## Work to be completed
Please retype the records below exactly, leaving out any pictures.

------------------------------------------------

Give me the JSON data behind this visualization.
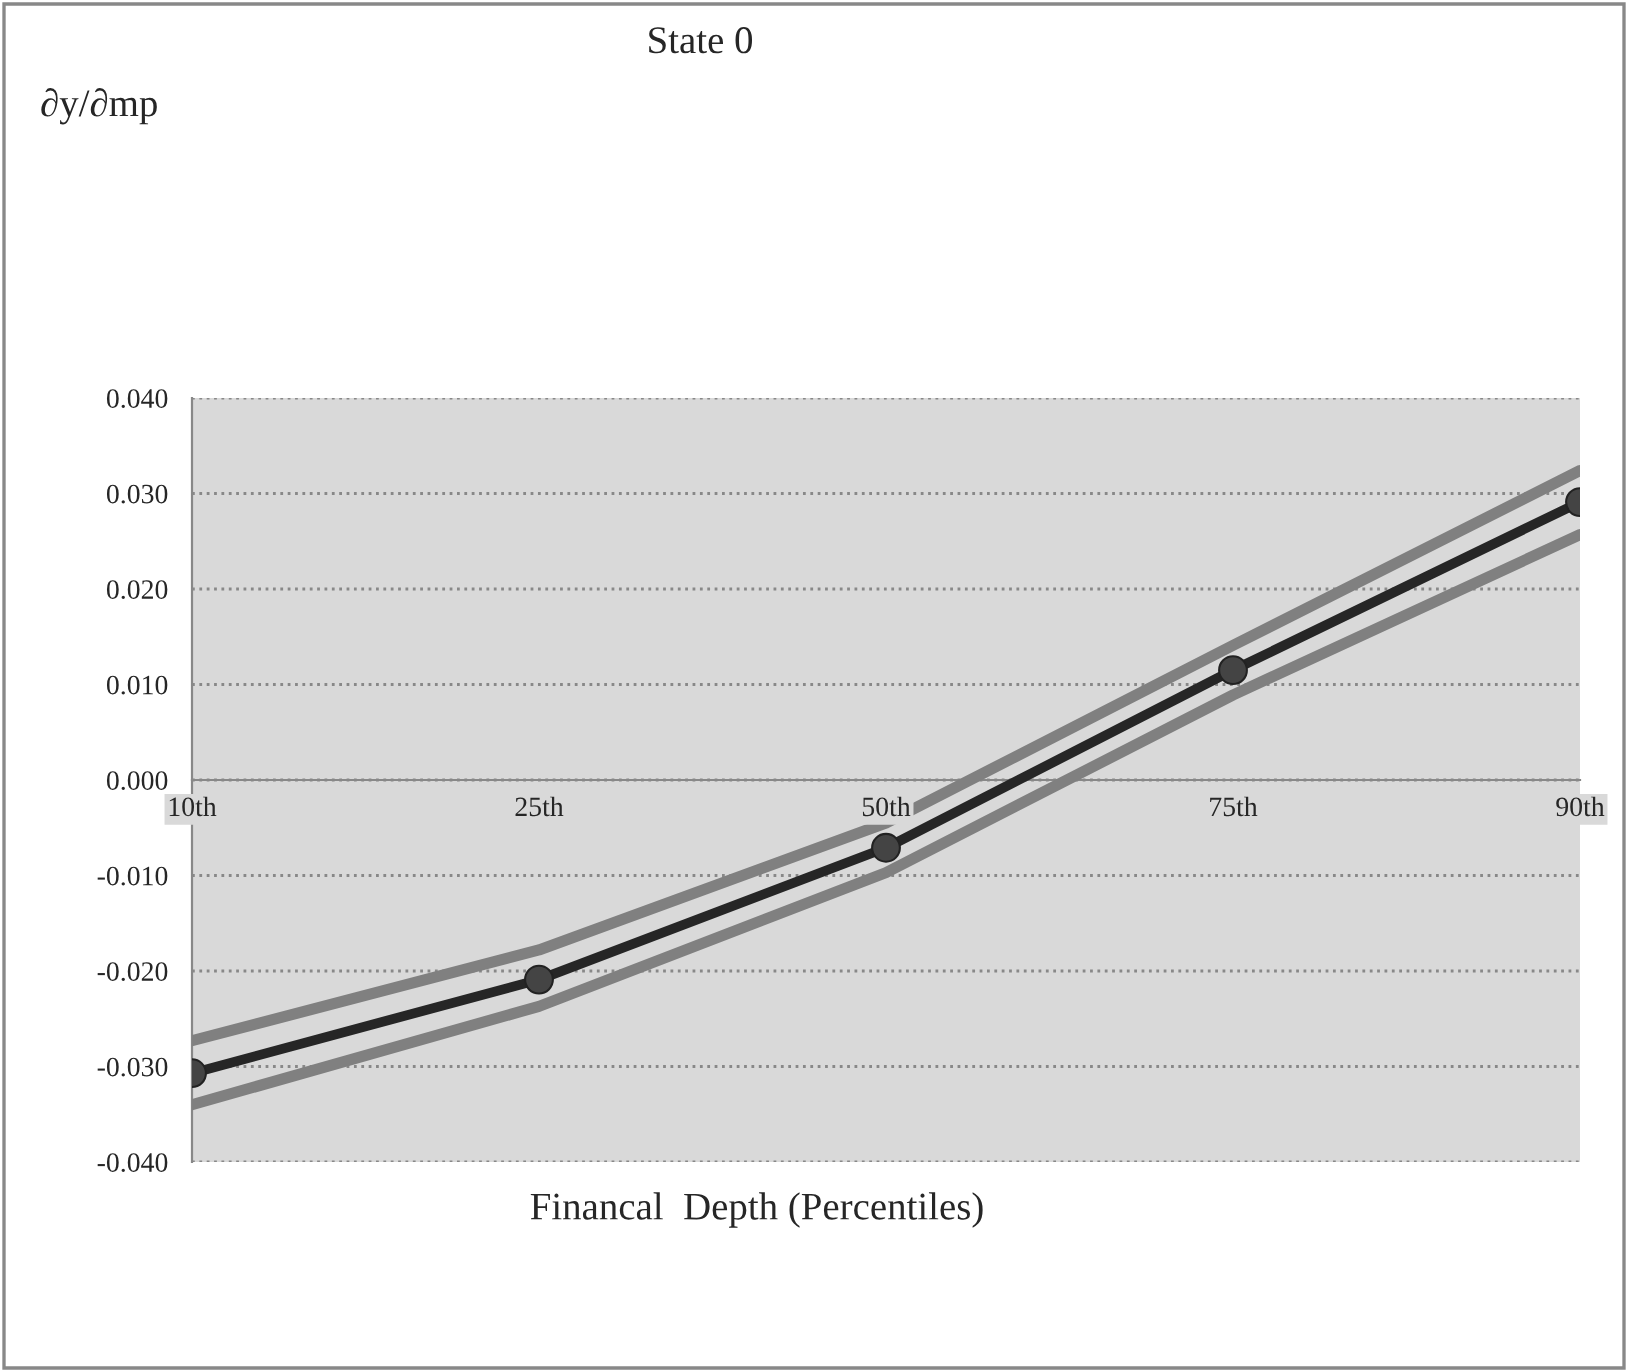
{
  "chart_data": {
    "type": "line",
    "title": "State 0",
    "annotations": [
      "∂y/∂mp"
    ],
    "xlabel": "Financal  Depth (Percentiles)",
    "categories": [
      "10th",
      "25th",
      "50th",
      "75th",
      "90th"
    ],
    "series": [
      {
        "color": "#808080",
        "values": [
          -0.0273,
          -0.0178,
          -0.0045,
          0.0141,
          0.0324
        ],
        "marker": "none"
      },
      {
        "color": "#808080",
        "values": [
          -0.034,
          -0.0237,
          -0.0097,
          0.0089,
          0.0257
        ],
        "marker": "none"
      },
      {
        "color": "#262626",
        "values": [
          -0.0307,
          -0.0209,
          -0.0071,
          0.0115,
          0.0291
        ],
        "marker": "circle"
      }
    ],
    "ylim": [
      -0.04,
      0.04
    ],
    "yticks": [
      {
        "value": -0.04,
        "label": "-0.040"
      },
      {
        "value": -0.03,
        "label": "-0.030"
      },
      {
        "value": -0.02,
        "label": "-0.020"
      },
      {
        "value": -0.01,
        "label": "-0.010"
      },
      {
        "value": 0,
        "label": "0.000"
      },
      {
        "value": 0.01,
        "label": "0.010"
      },
      {
        "value": 0.02,
        "label": "0.020"
      },
      {
        "value": 0.03,
        "label": "0.030"
      },
      {
        "value": 0.04,
        "label": "0.040"
      }
    ],
    "grid": "y",
    "line_style": "solid"
  }
}
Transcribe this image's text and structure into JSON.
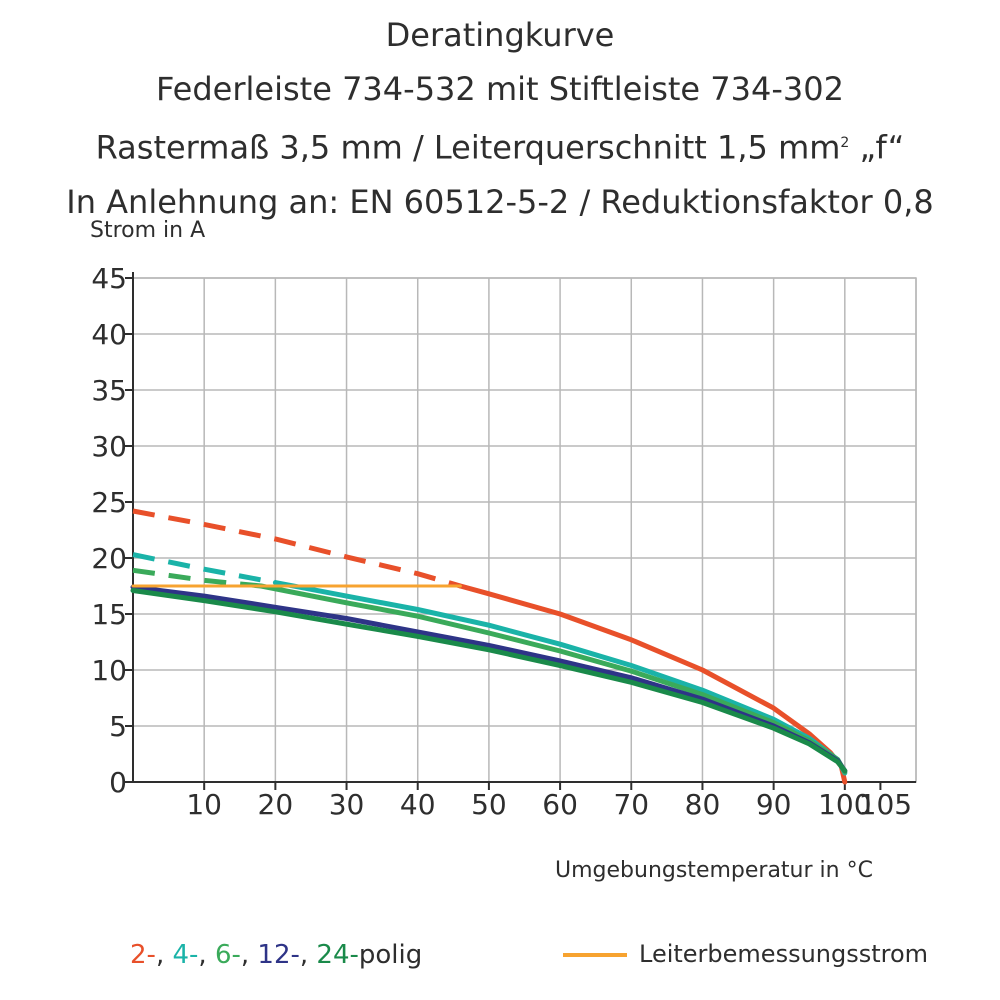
{
  "chart_data": {
    "type": "line",
    "title_lines": [
      "Deratingkurve",
      "Federleiste 734-532 mit Stiftleiste 734-302",
      "Rastermaß 3,5 mm / Leiterquerschnitt 1,5 mm",
      "In Anlehnung an: EN 60512-5-2 / Reduktionsfaktor 0,8"
    ],
    "title_line3_superscript": "2",
    "title_line3_suffix": " „f“",
    "ylabel": "Strom in A",
    "xlabel": "Umgebungstemperatur in  °C",
    "xlim": [
      0,
      110
    ],
    "ylim": [
      0,
      45
    ],
    "x_ticks": [
      10,
      20,
      30,
      40,
      50,
      60,
      70,
      80,
      90,
      100,
      105
    ],
    "y_ticks": [
      0,
      5,
      10,
      15,
      20,
      25,
      30,
      35,
      40,
      45
    ],
    "x_grid": [
      10,
      20,
      30,
      40,
      50,
      60,
      70,
      80,
      90,
      100,
      110
    ],
    "y_grid": [
      5,
      10,
      15,
      20,
      25,
      30,
      35,
      40,
      45
    ],
    "series": [
      {
        "name": "2-polig",
        "color": "#e8502a",
        "dashed": [
          [
            0,
            24.2
          ],
          [
            10,
            23.0
          ],
          [
            20,
            21.7
          ],
          [
            30,
            20.1
          ],
          [
            40,
            18.6
          ],
          [
            46,
            17.5
          ]
        ],
        "solid": [
          [
            46,
            17.5
          ],
          [
            50,
            16.8
          ],
          [
            60,
            15.0
          ],
          [
            70,
            12.7
          ],
          [
            80,
            10.0
          ],
          [
            90,
            6.6
          ],
          [
            95,
            4.3
          ],
          [
            98,
            2.6
          ],
          [
            99.5,
            1.4
          ],
          [
            100,
            0
          ]
        ]
      },
      {
        "name": "4-polig",
        "color": "#1ab3a8",
        "dashed": [
          [
            0,
            20.3
          ],
          [
            10,
            19.0
          ],
          [
            20,
            17.8
          ]
        ],
        "solid": [
          [
            20,
            17.8
          ],
          [
            30,
            16.6
          ],
          [
            40,
            15.4
          ],
          [
            50,
            14.0
          ],
          [
            60,
            12.3
          ],
          [
            70,
            10.4
          ],
          [
            80,
            8.2
          ],
          [
            90,
            5.6
          ],
          [
            95,
            3.9
          ],
          [
            99,
            2.0
          ],
          [
            100,
            0.8
          ]
        ]
      },
      {
        "name": "6-polig",
        "color": "#3aaa5a",
        "dashed": [
          [
            0,
            18.9
          ],
          [
            10,
            18.0
          ],
          [
            18,
            17.5
          ]
        ],
        "solid": [
          [
            18,
            17.5
          ],
          [
            30,
            16.0
          ],
          [
            40,
            14.8
          ],
          [
            50,
            13.3
          ],
          [
            60,
            11.7
          ],
          [
            70,
            9.9
          ],
          [
            80,
            7.8
          ],
          [
            90,
            5.3
          ],
          [
            95,
            3.7
          ],
          [
            99,
            2.0
          ],
          [
            100,
            0.9
          ]
        ]
      },
      {
        "name": "12-polig",
        "color": "#2e3487",
        "dashed": [],
        "solid": [
          [
            0,
            17.4
          ],
          [
            10,
            16.6
          ],
          [
            20,
            15.6
          ],
          [
            30,
            14.6
          ],
          [
            40,
            13.4
          ],
          [
            50,
            12.2
          ],
          [
            60,
            10.8
          ],
          [
            70,
            9.3
          ],
          [
            80,
            7.4
          ],
          [
            90,
            5.0
          ],
          [
            95,
            3.5
          ],
          [
            99,
            1.9
          ],
          [
            100,
            1.0
          ]
        ]
      },
      {
        "name": "24-polig",
        "color": "#1a8a4a",
        "dashed": [],
        "solid": [
          [
            0,
            17.1
          ],
          [
            10,
            16.2
          ],
          [
            20,
            15.2
          ],
          [
            30,
            14.1
          ],
          [
            40,
            13.0
          ],
          [
            50,
            11.8
          ],
          [
            60,
            10.4
          ],
          [
            70,
            8.9
          ],
          [
            80,
            7.1
          ],
          [
            90,
            4.8
          ],
          [
            95,
            3.4
          ],
          [
            99,
            1.8
          ],
          [
            100,
            1.0
          ]
        ]
      },
      {
        "name": "Leiterbemessungsstrom",
        "color": "#f7a330",
        "dashed": [],
        "solid": [
          [
            0,
            17.5
          ],
          [
            46,
            17.5
          ]
        ]
      }
    ],
    "legend": {
      "left_parts": [
        {
          "text": "2-",
          "color": "#e8502a"
        },
        {
          "text": ", ",
          "color": "#2e2e2e"
        },
        {
          "text": "4-",
          "color": "#1ab3a8"
        },
        {
          "text": ", ",
          "color": "#2e2e2e"
        },
        {
          "text": "6-",
          "color": "#3aaa5a"
        },
        {
          "text": ", ",
          "color": "#2e2e2e"
        },
        {
          "text": "12-",
          "color": "#2e3487"
        },
        {
          "text": ", ",
          "color": "#2e2e2e"
        },
        {
          "text": "24-",
          "color": "#1a8a4a"
        },
        {
          "text": "polig",
          "color": "#2e2e2e"
        }
      ],
      "right_label": "Leiterbemessungsstrom",
      "right_color": "#f7a330"
    }
  }
}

------------------------------------------------

## Task solution
Give me the JSON data behind this visualization.
{
  "chart_data": {
    "type": "line",
    "title": "State 0",
    "annotations": [
      "∂y/∂mp"
    ],
    "xlabel": "Financal  Depth (Percentiles)",
    "categories": [
      "10th",
      "25th",
      "50th",
      "75th",
      "90th"
    ],
    "series": [
      {
        "color": "#808080",
        "values": [
          -0.0273,
          -0.0178,
          -0.0045,
          0.0141,
          0.0324
        ],
        "marker": "none"
      },
      {
        "color": "#808080",
        "values": [
          -0.034,
          -0.0237,
          -0.0097,
          0.0089,
          0.0257
        ],
        "marker": "none"
      },
      {
        "color": "#262626",
        "values": [
          -0.0307,
          -0.0209,
          -0.0071,
          0.0115,
          0.0291
        ],
        "marker": "circle"
      }
    ],
    "ylim": [
      -0.04,
      0.04
    ],
    "yticks": [
      {
        "value": -0.04,
        "label": "-0.040"
      },
      {
        "value": -0.03,
        "label": "-0.030"
      },
      {
        "value": -0.02,
        "label": "-0.020"
      },
      {
        "value": -0.01,
        "label": "-0.010"
      },
      {
        "value": 0,
        "label": "0.000"
      },
      {
        "value": 0.01,
        "label": "0.010"
      },
      {
        "value": 0.02,
        "label": "0.020"
      },
      {
        "value": 0.03,
        "label": "0.030"
      },
      {
        "value": 0.04,
        "label": "0.040"
      }
    ],
    "grid": "y",
    "line_style": "solid"
  }
}
Transcribe this image's text and structure into JSON.
{
  "chart_data": {
    "type": "line",
    "title_lines": [
      "Deratingkurve",
      "Federleiste 734-532 mit Stiftleiste 734-302",
      "Rastermaß 3,5 mm / Leiterquerschnitt 1,5 mm",
      "In Anlehnung an: EN 60512-5-2 / Reduktionsfaktor 0,8"
    ],
    "title_line3_superscript": "2",
    "title_line3_suffix": " „f“",
    "ylabel": "Strom in A",
    "xlabel": "Umgebungstemperatur in  °C",
    "xlim": [
      0,
      110
    ],
    "ylim": [
      0,
      45
    ],
    "x_ticks": [
      10,
      20,
      30,
      40,
      50,
      60,
      70,
      80,
      90,
      100,
      105
    ],
    "y_ticks": [
      0,
      5,
      10,
      15,
      20,
      25,
      30,
      35,
      40,
      45
    ],
    "x_grid": [
      10,
      20,
      30,
      40,
      50,
      60,
      70,
      80,
      90,
      100,
      110
    ],
    "y_grid": [
      5,
      10,
      15,
      20,
      25,
      30,
      35,
      40,
      45
    ],
    "series": [
      {
        "name": "2-polig",
        "color": "#e8502a",
        "dashed": [
          [
            0,
            24.2
          ],
          [
            10,
            23.0
          ],
          [
            20,
            21.7
          ],
          [
            30,
            20.1
          ],
          [
            40,
            18.6
          ],
          [
            46,
            17.5
          ]
        ],
        "solid": [
          [
            46,
            17.5
          ],
          [
            50,
            16.8
          ],
          [
            60,
            15.0
          ],
          [
            70,
            12.7
          ],
          [
            80,
            10.0
          ],
          [
            90,
            6.6
          ],
          [
            95,
            4.3
          ],
          [
            98,
            2.6
          ],
          [
            99.5,
            1.4
          ],
          [
            100,
            0
          ]
        ]
      },
      {
        "name": "4-polig",
        "color": "#1ab3a8",
        "dashed": [
          [
            0,
            20.3
          ],
          [
            10,
            19.0
          ],
          [
            20,
            17.8
          ]
        ],
        "solid": [
          [
            20,
            17.8
          ],
          [
            30,
            16.6
          ],
          [
            40,
            15.4
          ],
          [
            50,
            14.0
          ],
          [
            60,
            12.3
          ],
          [
            70,
            10.4
          ],
          [
            80,
            8.2
          ],
          [
            90,
            5.6
          ],
          [
            95,
            3.9
          ],
          [
            99,
            2.0
          ],
          [
            100,
            0.8
          ]
        ]
      },
      {
        "name": "6-polig",
        "color": "#3aaa5a",
        "dashed": [
          [
            0,
            18.9
          ],
          [
            10,
            18.0
          ],
          [
            18,
            17.5
          ]
        ],
        "solid": [
          [
            18,
            17.5
          ],
          [
            30,
            16.0
          ],
          [
            40,
            14.8
          ],
          [
            50,
            13.3
          ],
          [
            60,
            11.7
          ],
          [
            70,
            9.9
          ],
          [
            80,
            7.8
          ],
          [
            90,
            5.3
          ],
          [
            95,
            3.7
          ],
          [
            99,
            2.0
          ],
          [
            100,
            0.9
          ]
        ]
      },
      {
        "name": "12-polig",
        "color": "#2e3487",
        "dashed": [],
        "solid": [
          [
            0,
            17.4
          ],
          [
            10,
            16.6
          ],
          [
            20,
            15.6
          ],
          [
            30,
            14.6
          ],
          [
            40,
            13.4
          ],
          [
            50,
            12.2
          ],
          [
            60,
            10.8
          ],
          [
            70,
            9.3
          ],
          [
            80,
            7.4
          ],
          [
            90,
            5.0
          ],
          [
            95,
            3.5
          ],
          [
            99,
            1.9
          ],
          [
            100,
            1.0
          ]
        ]
      },
      {
        "name": "24-polig",
        "color": "#1a8a4a",
        "dashed": [],
        "solid": [
          [
            0,
            17.1
          ],
          [
            10,
            16.2
          ],
          [
            20,
            15.2
          ],
          [
            30,
            14.1
          ],
          [
            40,
            13.0
          ],
          [
            50,
            11.8
          ],
          [
            60,
            10.4
          ],
          [
            70,
            8.9
          ],
          [
            80,
            7.1
          ],
          [
            90,
            4.8
          ],
          [
            95,
            3.4
          ],
          [
            99,
            1.8
          ],
          [
            100,
            1.0
          ]
        ]
      },
      {
        "name": "Leiterbemessungsstrom",
        "color": "#f7a330",
        "dashed": [],
        "solid": [
          [
            0,
            17.5
          ],
          [
            46,
            17.5
          ]
        ]
      }
    ],
    "legend": {
      "left_parts": [
        {
          "text": "2-",
          "color": "#e8502a"
        },
        {
          "text": ", ",
          "color": "#2e2e2e"
        },
        {
          "text": "4-",
          "color": "#1ab3a8"
        },
        {
          "text": ", ",
          "color": "#2e2e2e"
        },
        {
          "text": "6-",
          "color": "#3aaa5a"
        },
        {
          "text": ", ",
          "color": "#2e2e2e"
        },
        {
          "text": "12-",
          "color": "#2e3487"
        },
        {
          "text": ", ",
          "color": "#2e2e2e"
        },
        {
          "text": "24-",
          "color": "#1a8a4a"
        },
        {
          "text": "polig",
          "color": "#2e2e2e"
        }
      ],
      "right_label": "Leiterbemessungsstrom",
      "right_color": "#f7a330"
    }
  }
}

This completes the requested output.